What you have to do.
Quote the rows from the very first one through the line containing "The ceiling 21 is at (265, 123).", both ends included, and omit the pictures.

Input records.
○ ○ ○ ○ ○ ○ ○

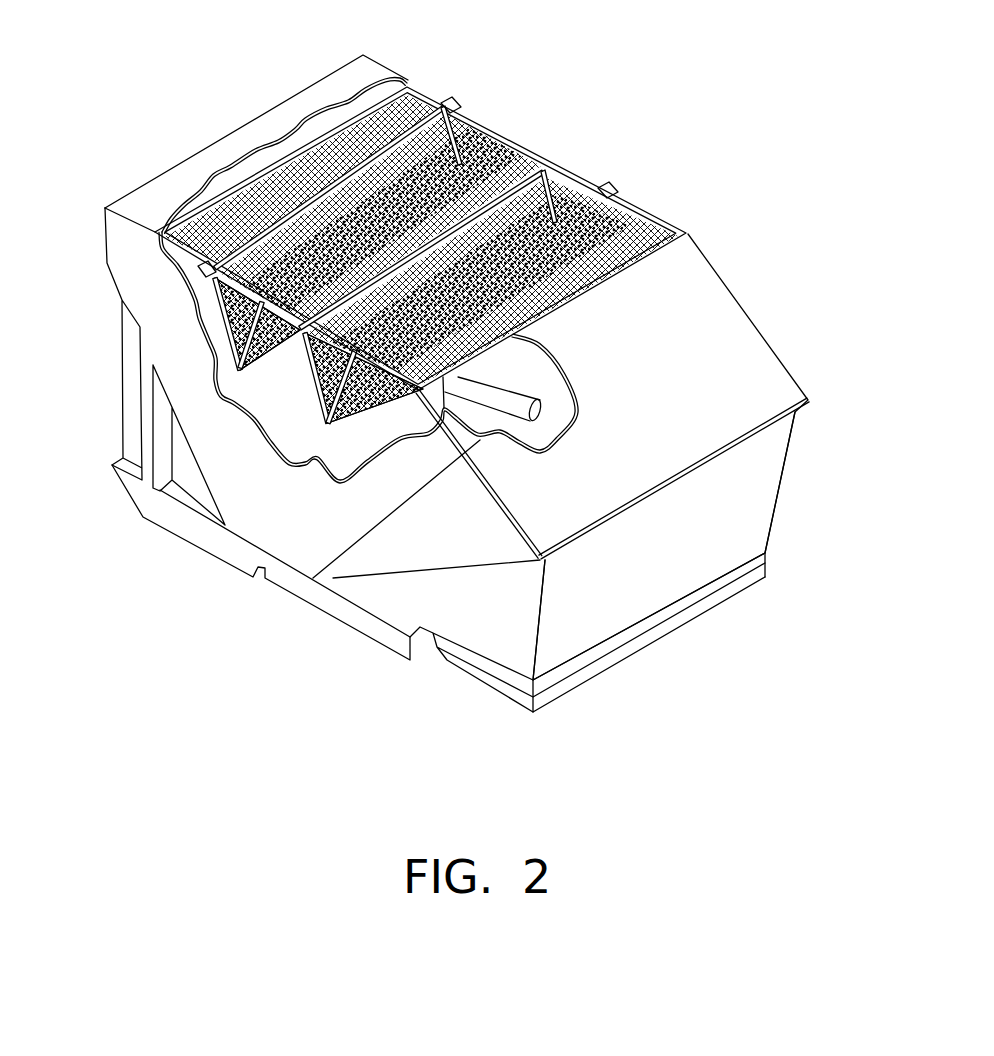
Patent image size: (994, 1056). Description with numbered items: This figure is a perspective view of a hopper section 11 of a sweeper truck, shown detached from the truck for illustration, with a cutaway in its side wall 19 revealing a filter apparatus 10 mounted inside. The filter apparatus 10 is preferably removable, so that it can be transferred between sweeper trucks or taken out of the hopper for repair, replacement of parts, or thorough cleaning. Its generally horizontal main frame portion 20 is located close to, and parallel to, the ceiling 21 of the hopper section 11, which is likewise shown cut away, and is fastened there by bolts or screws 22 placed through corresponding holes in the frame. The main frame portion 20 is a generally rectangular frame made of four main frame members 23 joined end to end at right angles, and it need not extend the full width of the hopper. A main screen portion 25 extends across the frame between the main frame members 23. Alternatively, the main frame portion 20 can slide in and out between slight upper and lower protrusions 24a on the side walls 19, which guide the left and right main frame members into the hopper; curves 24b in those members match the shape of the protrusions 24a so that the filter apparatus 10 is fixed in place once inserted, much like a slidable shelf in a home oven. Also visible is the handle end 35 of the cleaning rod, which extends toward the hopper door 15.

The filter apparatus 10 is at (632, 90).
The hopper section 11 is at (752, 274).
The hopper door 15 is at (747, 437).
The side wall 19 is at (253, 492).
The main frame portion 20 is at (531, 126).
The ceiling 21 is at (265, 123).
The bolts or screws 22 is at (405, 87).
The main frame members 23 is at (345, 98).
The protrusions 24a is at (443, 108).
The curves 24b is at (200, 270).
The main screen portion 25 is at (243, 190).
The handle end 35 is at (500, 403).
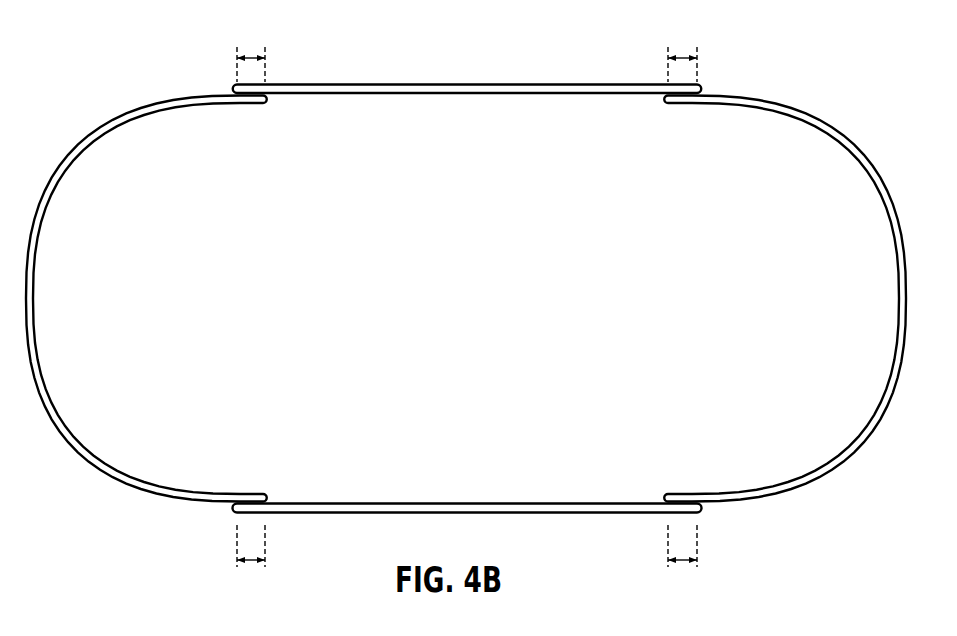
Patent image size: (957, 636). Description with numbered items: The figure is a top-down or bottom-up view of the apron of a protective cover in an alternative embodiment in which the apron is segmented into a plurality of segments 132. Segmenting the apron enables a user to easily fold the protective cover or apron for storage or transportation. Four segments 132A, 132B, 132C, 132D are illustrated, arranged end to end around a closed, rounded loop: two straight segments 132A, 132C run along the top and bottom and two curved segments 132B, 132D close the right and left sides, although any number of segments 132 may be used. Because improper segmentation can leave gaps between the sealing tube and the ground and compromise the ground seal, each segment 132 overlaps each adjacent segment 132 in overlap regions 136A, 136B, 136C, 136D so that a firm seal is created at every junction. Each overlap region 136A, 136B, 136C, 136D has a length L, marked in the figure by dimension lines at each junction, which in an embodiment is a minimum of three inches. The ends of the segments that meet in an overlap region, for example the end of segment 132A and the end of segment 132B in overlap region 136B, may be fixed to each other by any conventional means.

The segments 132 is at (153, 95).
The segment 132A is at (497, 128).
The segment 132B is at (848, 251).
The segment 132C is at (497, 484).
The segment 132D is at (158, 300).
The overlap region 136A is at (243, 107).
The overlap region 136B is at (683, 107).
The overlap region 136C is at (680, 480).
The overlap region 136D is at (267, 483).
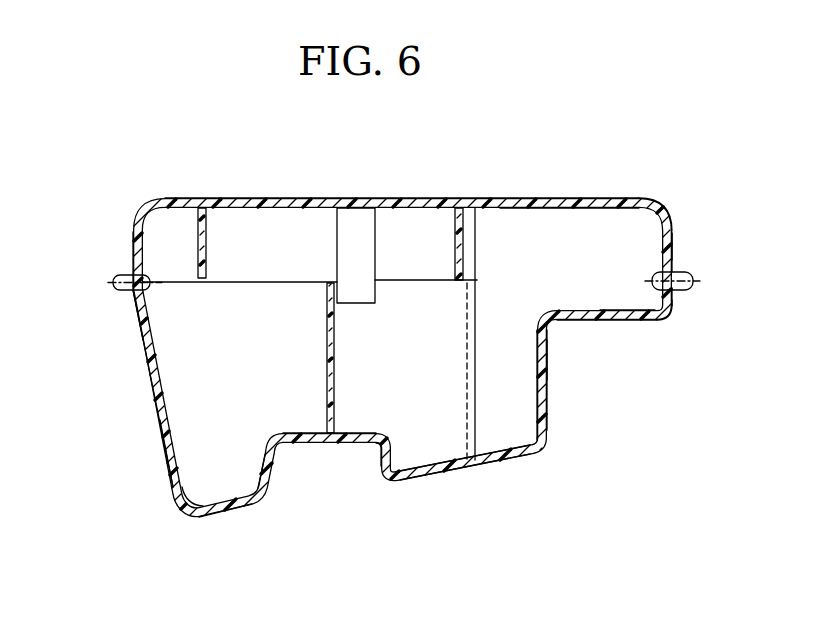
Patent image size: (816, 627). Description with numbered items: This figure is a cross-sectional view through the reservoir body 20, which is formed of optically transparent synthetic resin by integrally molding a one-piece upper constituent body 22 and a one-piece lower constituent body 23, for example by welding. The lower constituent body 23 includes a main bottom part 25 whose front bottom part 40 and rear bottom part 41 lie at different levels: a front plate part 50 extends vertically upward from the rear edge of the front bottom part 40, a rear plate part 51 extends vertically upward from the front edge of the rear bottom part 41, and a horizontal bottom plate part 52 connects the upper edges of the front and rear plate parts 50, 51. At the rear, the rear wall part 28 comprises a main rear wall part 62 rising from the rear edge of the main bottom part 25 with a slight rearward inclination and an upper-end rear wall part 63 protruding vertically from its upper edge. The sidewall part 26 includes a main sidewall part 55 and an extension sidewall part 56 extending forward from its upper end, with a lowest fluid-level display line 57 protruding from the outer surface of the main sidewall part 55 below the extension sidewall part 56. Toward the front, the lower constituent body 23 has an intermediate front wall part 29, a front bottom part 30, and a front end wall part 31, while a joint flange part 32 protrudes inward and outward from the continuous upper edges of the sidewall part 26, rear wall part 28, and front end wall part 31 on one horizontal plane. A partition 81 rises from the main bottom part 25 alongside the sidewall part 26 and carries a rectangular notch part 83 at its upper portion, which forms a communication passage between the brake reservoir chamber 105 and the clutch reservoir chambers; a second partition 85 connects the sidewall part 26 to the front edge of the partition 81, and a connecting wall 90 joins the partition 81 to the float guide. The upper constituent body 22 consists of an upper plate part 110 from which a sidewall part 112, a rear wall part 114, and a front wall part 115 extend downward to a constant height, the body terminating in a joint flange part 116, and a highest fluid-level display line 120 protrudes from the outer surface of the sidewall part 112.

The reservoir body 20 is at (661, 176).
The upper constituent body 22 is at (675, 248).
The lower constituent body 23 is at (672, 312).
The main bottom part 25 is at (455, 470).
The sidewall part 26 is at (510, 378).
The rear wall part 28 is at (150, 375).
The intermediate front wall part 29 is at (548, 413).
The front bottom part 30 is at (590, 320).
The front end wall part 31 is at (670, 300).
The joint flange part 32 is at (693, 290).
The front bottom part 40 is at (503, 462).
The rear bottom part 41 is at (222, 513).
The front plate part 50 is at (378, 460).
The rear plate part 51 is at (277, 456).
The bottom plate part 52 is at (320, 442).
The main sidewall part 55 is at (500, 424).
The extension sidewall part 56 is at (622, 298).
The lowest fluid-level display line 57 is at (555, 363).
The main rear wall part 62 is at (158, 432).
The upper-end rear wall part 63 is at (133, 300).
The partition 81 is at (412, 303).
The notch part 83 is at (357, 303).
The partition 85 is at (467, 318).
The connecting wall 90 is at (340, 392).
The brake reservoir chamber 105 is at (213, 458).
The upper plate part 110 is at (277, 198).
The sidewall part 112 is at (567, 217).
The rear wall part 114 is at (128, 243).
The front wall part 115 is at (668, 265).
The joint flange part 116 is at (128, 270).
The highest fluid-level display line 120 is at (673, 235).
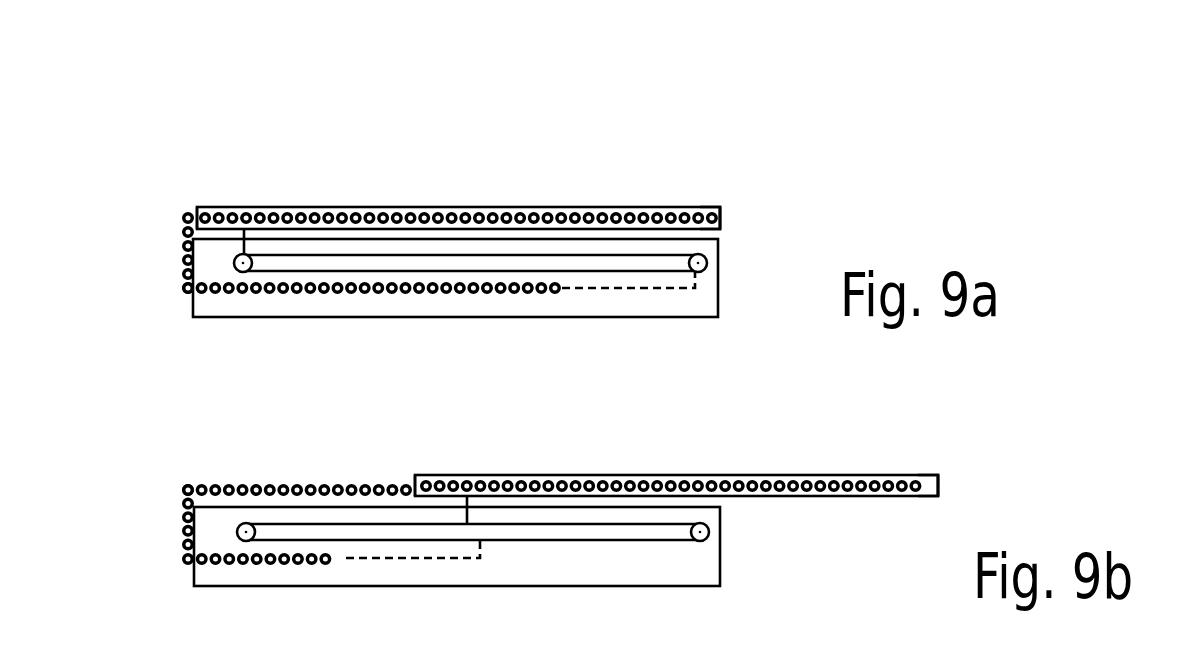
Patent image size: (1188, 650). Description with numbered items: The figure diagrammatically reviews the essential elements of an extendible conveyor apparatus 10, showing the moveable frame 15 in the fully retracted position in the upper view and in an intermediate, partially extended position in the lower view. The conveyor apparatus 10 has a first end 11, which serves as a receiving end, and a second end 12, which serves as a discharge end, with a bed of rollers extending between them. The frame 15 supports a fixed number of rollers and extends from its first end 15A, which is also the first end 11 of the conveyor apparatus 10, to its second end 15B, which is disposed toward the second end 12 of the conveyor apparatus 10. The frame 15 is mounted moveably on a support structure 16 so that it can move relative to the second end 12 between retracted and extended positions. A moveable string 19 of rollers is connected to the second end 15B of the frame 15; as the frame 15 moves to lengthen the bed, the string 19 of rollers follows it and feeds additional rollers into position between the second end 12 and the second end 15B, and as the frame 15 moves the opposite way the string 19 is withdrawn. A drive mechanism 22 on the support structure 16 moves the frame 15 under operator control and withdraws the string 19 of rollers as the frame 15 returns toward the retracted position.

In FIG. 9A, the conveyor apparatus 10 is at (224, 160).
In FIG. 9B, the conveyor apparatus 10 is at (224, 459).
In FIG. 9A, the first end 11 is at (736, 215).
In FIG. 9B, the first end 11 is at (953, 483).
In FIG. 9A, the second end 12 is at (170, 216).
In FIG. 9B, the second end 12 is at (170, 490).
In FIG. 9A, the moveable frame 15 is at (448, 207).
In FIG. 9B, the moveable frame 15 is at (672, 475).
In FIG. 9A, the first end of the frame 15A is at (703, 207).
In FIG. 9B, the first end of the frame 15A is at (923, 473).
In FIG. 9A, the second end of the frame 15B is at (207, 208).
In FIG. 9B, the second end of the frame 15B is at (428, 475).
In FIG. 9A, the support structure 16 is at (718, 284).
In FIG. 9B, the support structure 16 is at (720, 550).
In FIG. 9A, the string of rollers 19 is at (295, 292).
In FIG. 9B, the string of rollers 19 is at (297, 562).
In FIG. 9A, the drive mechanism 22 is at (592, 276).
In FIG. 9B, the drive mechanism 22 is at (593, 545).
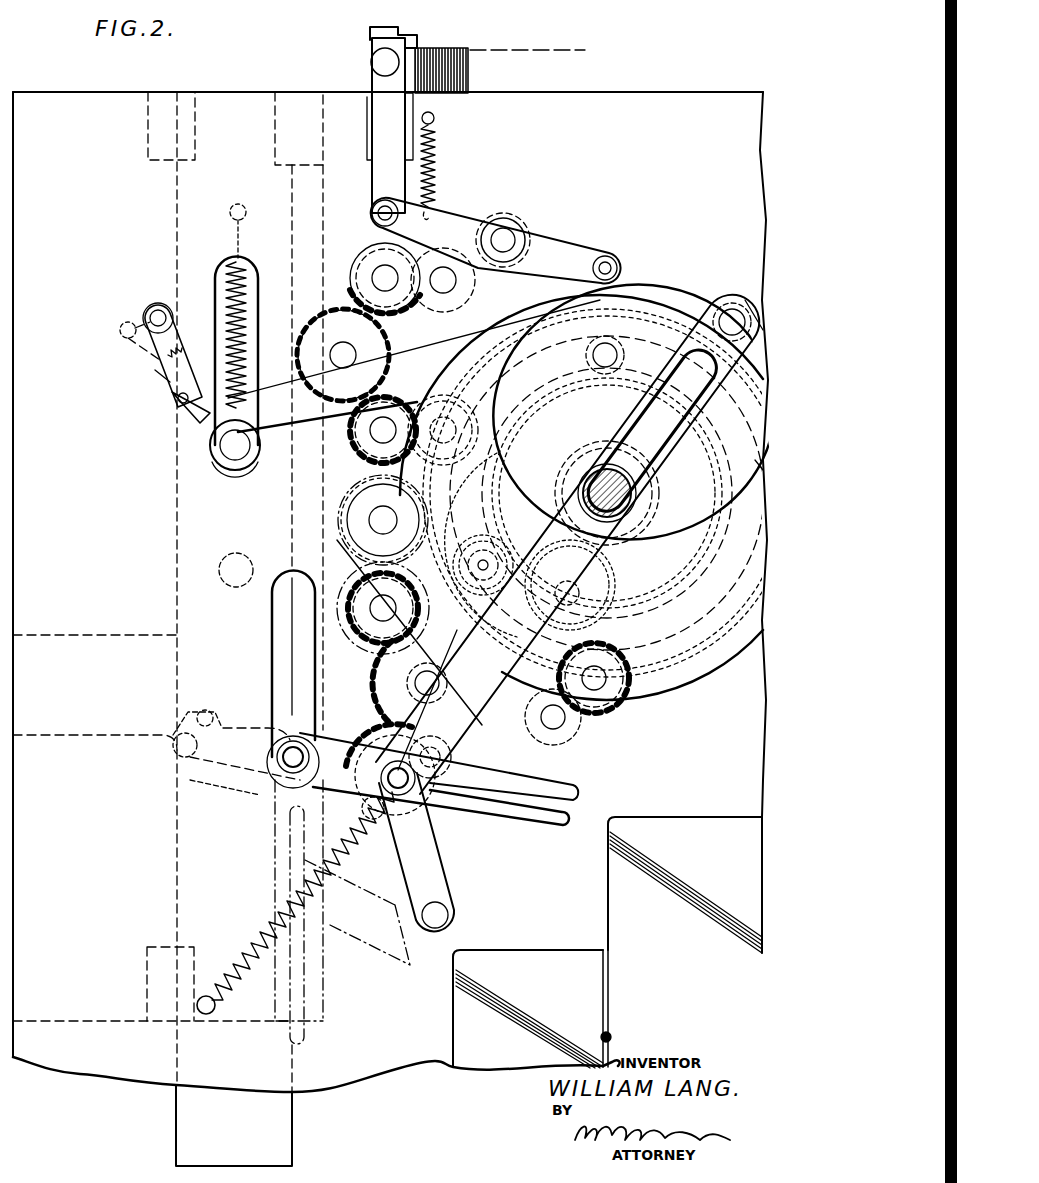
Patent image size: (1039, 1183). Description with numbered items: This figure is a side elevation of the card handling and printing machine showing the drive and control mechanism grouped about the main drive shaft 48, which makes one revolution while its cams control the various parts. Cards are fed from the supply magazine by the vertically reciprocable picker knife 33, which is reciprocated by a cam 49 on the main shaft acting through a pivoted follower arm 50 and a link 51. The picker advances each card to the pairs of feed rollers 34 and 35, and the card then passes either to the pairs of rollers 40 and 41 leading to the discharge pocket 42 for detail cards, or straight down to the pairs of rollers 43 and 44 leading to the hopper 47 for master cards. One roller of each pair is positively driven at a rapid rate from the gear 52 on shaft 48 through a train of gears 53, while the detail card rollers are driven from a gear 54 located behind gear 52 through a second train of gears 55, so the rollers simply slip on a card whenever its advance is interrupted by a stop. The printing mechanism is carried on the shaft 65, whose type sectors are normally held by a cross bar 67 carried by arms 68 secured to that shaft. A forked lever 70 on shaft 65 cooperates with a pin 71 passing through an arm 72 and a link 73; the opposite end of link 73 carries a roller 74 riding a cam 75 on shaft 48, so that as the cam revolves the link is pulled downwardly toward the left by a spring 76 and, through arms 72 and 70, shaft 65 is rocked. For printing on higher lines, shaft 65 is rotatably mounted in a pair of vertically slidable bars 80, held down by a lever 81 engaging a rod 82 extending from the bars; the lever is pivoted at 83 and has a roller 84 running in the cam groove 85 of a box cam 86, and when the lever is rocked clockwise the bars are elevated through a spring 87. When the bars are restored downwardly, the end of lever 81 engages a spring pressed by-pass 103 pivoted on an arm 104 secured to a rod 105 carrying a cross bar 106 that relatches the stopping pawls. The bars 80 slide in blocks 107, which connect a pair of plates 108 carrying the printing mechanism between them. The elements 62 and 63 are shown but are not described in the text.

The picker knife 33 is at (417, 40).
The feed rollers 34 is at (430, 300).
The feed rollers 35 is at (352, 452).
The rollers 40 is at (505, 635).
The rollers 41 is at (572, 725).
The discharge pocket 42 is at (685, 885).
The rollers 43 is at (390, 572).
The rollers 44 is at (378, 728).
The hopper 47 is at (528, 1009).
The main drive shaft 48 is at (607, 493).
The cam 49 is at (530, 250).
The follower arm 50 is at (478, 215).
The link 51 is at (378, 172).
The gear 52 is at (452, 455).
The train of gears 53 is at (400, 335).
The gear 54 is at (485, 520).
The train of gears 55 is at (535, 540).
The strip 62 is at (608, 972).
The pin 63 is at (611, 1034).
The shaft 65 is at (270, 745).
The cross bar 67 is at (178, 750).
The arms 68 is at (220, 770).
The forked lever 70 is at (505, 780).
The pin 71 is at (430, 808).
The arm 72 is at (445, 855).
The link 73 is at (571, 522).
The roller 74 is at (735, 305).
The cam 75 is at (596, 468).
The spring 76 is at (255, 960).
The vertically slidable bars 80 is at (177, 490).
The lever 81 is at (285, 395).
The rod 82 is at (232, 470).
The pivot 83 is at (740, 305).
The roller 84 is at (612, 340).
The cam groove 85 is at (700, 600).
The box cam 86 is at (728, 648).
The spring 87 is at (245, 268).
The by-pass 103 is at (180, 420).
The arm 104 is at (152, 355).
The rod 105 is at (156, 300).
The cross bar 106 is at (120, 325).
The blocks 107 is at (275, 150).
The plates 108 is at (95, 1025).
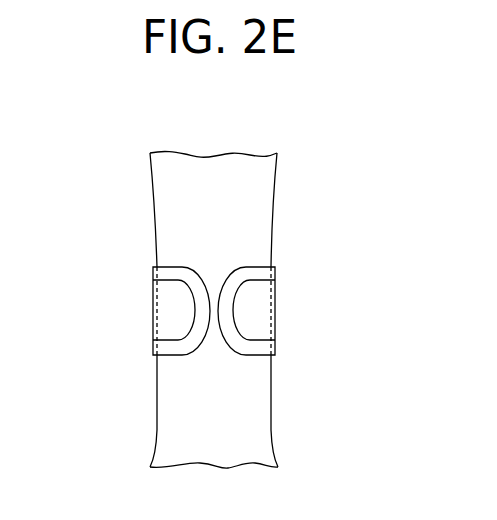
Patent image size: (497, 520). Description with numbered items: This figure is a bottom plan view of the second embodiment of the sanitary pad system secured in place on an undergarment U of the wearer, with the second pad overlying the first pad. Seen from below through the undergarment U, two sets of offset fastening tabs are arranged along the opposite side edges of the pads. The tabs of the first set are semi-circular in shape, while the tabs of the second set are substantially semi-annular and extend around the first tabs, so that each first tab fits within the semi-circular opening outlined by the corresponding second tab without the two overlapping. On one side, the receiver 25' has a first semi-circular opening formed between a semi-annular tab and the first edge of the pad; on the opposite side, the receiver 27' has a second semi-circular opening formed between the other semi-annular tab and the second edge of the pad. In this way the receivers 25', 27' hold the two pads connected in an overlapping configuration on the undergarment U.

○ ○ ○ ○ ○ ○ ○

Exercise answer.
Patent image size: (994, 1056). Description with numbered items: This figure is a perspective view of a hopper section 11 of a sweeper truck, shown detached from the truck for illustration, with a cutaway in its side wall 19 revealing a filter apparatus 10 mounted inside. The filter apparatus 10 is preferably removable, so that it can be transferred between sweeper trucks or taken out of the hopper for repair, replacement of parts, or thorough cleaning. Its generally horizontal main frame portion 20 is located close to, and parallel to, the ceiling 21 of the hopper section 11, which is likewise shown cut away, and is fastened there by bolts or screws 22 placed through corresponding holes in the frame. The main frame portion 20 is a generally rectangular frame made of four main frame members 23 joined end to end at right angles, and it need not extend the full width of the hopper. A main screen portion 25 extends across the frame between the main frame members 23. Alternatively, the main frame portion 20 can slide in and out between slight upper and lower protrusions 24a on the side walls 19, which guide the left and right main frame members into the hopper; curves 24b in those members match the shape of the protrusions 24a so that the filter apparatus 10 is fixed in place once inserted, much like a slidable shelf in a home oven. Also visible is the handle end 35 of the cleaning rod, which extends toward the hopper door 15.

The filter apparatus 10 is at (632, 90).
The hopper section 11 is at (752, 274).
The hopper door 15 is at (747, 437).
The side wall 19 is at (253, 492).
The main frame portion 20 is at (531, 126).
The ceiling 21 is at (265, 123).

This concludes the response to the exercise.